> _Required tasks_:
- A) List every person connected with Victory Park whom the court opinion excerpt on Victory Park's unpaid withholding taxes names.
- B) Write a continuation of the court opinion excerpt on Victory Park's unpaid withholding taxes, beginning after its last sentence.

> _Document excerpt_:

--------------------------------------------------

While plaintiff testified that Clark and Marrie decided what bills to pay until early February 2002, the two were forced out of Victory Park prior to the period at issue (the second quarter of 2002). Plaintiff testified that "in the early part of 2002 we attempted to wrangle control" from Clark and Marrie after it had been discovered in late 2001 that Victory Park had suffered huge losses for 2001 and plaintiff and her husband discovered their abuses. (Id. 66-67) Nor was Mike Campbell an authorized signator as plaintiff testified that only she and her husband were authorized to sign checks. Furthermore, as discussed above, in-house bookkeeper Greg Taylor testified regarding his practice of sending financial items and tax information to plaintiff at her house, and discussions he had regarding these matters and bill payments with plaintiff. Thus, plaintiff played a role in the system that was used to pay bills for Victory Park during the relevant period.
Plaintiff contends that she only signed checks when instructed to do so by her husband. But, as defendant points out, plaintiff had the power to refuse to sign the checks and prevent a default on the payment of taxes. In Thomas v. U.S., 41 F.3d 1109 (7th Cir.1994), the Seventh Circuit recognized that possessing check writing authority encompasses the "converse authority to refuse to write checks." Plaintiff admits she could have refused to sign the checks unless her husband agreed that the taxes could be paid. (pltf. depo. 308)
Plaintiff claims that she lacked control and was not involved in Victory Park's operations. Yet, plaintiff testified that she knew the withholding taxes of Victory Park for periods in 2001 were unpaid. She knew this by going through the books and records. When she signed checks during the first three quarters of 2002, she knew the 2001 withholding taxes were unpaid. (Id. 107) She further testified that she signed two checks for $80,000 each to transfer funds to a payroll account to cover Victory Park payroll while "maybe" knowing that there were unpaid and overdue withholding taxes for the first and second quarters of 2002. In fact, plaintiff testified as to all the checks she signed during the first three quarters of 2002 that "maybe" she knew the withholding taxes had not been fully paid at the time. Additionally, plaintiff testified that she argued with her husband during the second quarter of 2002 about the unpaid taxes. (Id. 224-225, 244-245, 207-276)

--------------------------------------------------

> _Entries supplied_:
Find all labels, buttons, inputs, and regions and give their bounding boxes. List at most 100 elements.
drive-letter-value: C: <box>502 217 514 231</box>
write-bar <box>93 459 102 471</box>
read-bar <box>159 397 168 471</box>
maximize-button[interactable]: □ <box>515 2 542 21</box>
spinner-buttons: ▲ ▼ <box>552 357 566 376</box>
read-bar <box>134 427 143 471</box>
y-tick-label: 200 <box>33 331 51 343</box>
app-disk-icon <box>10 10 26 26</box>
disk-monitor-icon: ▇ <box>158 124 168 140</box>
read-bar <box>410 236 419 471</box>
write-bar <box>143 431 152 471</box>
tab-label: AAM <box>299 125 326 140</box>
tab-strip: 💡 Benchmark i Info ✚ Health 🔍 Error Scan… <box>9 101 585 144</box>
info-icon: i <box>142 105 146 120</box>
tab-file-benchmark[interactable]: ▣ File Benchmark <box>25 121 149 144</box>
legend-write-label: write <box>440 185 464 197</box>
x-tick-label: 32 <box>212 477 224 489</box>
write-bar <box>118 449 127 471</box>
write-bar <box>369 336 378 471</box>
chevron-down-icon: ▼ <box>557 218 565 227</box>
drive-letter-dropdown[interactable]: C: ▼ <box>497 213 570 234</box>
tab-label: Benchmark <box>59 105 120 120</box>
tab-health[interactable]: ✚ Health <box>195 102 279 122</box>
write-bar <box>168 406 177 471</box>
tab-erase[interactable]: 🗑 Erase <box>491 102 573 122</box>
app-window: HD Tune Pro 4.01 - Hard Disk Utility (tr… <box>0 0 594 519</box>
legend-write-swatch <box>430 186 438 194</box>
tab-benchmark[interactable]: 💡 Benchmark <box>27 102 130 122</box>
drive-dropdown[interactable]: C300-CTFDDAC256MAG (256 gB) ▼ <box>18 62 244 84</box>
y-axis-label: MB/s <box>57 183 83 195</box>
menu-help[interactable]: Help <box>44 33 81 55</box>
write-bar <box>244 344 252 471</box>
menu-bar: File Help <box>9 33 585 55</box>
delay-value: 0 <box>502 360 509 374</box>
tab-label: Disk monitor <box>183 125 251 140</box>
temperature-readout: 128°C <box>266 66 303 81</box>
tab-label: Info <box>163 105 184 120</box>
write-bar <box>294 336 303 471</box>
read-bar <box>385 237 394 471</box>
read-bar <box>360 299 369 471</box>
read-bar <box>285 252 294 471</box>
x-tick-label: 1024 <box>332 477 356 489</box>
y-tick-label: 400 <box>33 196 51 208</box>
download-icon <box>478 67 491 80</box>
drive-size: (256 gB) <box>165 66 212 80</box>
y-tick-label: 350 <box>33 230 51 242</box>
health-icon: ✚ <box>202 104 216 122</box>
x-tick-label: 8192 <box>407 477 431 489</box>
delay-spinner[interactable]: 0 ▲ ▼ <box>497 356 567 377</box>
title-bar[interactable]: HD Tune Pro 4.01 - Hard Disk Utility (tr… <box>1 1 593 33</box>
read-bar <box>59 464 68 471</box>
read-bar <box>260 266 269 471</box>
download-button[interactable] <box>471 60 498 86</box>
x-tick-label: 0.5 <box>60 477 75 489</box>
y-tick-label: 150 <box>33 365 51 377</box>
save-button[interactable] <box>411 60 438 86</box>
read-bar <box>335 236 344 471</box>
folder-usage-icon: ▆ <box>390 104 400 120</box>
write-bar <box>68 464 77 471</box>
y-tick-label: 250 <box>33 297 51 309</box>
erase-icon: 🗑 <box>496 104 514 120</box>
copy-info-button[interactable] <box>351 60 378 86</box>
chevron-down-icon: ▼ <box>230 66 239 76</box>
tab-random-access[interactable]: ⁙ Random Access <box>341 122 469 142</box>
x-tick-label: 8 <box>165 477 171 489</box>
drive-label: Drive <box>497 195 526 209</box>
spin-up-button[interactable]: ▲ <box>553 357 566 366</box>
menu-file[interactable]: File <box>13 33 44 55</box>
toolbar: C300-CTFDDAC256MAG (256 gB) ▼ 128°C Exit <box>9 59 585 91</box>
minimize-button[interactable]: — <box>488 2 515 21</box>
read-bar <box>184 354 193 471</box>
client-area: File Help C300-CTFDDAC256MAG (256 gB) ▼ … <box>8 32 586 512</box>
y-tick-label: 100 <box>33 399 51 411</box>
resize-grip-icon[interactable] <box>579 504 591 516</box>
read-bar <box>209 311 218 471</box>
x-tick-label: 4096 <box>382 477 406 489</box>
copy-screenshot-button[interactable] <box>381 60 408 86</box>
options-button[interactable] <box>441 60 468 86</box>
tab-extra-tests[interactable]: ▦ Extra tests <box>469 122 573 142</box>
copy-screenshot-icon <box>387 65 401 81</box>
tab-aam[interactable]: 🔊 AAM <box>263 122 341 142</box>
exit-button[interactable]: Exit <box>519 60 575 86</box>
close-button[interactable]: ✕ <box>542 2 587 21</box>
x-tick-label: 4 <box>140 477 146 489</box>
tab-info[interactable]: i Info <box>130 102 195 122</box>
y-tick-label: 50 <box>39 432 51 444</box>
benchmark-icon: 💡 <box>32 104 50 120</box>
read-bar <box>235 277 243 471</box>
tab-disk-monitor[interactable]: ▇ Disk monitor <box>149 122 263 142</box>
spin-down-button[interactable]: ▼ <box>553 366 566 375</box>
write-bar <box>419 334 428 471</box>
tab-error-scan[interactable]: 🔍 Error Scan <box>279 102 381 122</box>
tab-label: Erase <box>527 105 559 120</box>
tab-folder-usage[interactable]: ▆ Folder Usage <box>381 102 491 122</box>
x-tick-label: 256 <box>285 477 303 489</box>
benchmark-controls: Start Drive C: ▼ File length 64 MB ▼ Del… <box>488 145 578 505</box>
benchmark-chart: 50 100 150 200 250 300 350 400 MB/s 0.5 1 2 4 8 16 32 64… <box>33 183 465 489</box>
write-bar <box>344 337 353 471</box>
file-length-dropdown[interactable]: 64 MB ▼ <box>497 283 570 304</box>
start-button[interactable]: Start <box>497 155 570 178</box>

--------------------------------------------------

> _Results in order_:
- A)
Clark
Marrie
Mike Campbell
Greg Taylor

- B)
Plaintiff does not specifically dispute Greg Taylor's testimony that he and plaintiff discussed Victory Park tax matters in the first half of 2002, he forwarded copies of IRS notices regarding Victory Park unpaid withholding taxes to plaintiff during the second and third quarters of 2002, and he discussed the matter of unpaid withholding taxes with plaintiff during the second quarter of 2002. (Taylor depo. 44-45, 63-66) Defendant concedes that there is no evidence that plaintiff prepared or signed payroll checks, but points out that plaintiff testified that she worked with Greg Taylor on payroll tax records and reports. (pltf. depo. Vol I. 104-107)
When asked at deposition, "Did Mr. Taylor provide you with any notices from the IRS regarding withholding taxes?" Plaintiff responded, "I don't recall. He either provided me or Mr. Grunspan." And, "Did Mr. Taylor discuss with you perhaps by telephone any notices from the IRS regarding unpaid withholding taxes?" Plaintiff responded, "I don't recall." (pltf. depo. Vol. I 328)
Plaintiff relies on interviews of Marrie and Clark conducted by the IRS wherein they did not identify plaintiff as a person responsible for directing or authorizing which bills were paid for Victory Park. (Doc. 34 Exs. 1 and 2, Form 4180) These interviews, however, do not show whether or not plaintiff was responsible for paying bills in the second quarter of 2002. (Id.) Further, as discussed above, Clark and Marrie were no longer working at Victory Park during the second quarter of 2002. Finally, if anything, the interviews support the defendant's position herein. Clark stated in his interview that Will and Sharona Grunspan maintained or had access to the books and records of Victory Park. (Ex. 2 at 5) Marrie stated in his interview that "Will and Sharona got involved and cut management fees and wanted to take over everything in order to pay the payroll taxes." And, Marrie stated that plaintiff was given copies of the the QuickBooks software in November/December 2001. (Ex. 1 at 5)
Plaintiff does not dispute defendant's evidence showing that she signed 38 checks for Victory Park during the first three quarters of 2002 totaling over $370,000, and as to each check she "maybe" knew the withholding taxes of Victory Park had not been fully paid for the second quarter of 2002. During the second quarter of 2002, plaintiff signed 30 checks totaling over $240,000, including more than $160,000 from Victory Park's general account to its payroll account to be used to pay net payrolls knowing that the related withholding taxes were not being paid. It is undisputed that when plaintiff signed checks for Victory Park during the first three quarters of 2002, she knew that withholding taxes for 2001 were unpaid. (Id. 207-276; Shapiro decl.)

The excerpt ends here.